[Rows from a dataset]
◆ ◆ ◆ ◆ ◆

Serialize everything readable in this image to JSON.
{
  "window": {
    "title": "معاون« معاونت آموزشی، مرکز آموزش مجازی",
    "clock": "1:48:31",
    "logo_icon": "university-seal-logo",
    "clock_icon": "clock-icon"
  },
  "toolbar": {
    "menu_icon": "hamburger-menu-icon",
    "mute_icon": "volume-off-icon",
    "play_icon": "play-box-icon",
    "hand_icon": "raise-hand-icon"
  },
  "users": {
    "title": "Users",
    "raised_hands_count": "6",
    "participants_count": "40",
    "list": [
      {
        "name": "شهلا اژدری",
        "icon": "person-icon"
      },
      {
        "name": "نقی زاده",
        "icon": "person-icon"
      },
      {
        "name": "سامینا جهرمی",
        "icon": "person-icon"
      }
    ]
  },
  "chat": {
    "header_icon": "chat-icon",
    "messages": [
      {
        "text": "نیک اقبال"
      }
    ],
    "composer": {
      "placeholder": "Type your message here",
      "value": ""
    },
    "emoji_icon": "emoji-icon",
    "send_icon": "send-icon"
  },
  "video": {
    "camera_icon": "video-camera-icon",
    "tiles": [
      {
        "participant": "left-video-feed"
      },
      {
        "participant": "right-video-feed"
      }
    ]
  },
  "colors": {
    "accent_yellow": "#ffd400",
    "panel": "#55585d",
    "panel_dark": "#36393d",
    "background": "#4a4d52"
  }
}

◆ ◆ ◆ ◆ ◆

## Objective
Pick out the lines above containing the word "title", then copy them.

## Exercise answer
    "title": "معاون« معاونت آموزشی، مرکز آموزش مجازی",
    "title": "Users",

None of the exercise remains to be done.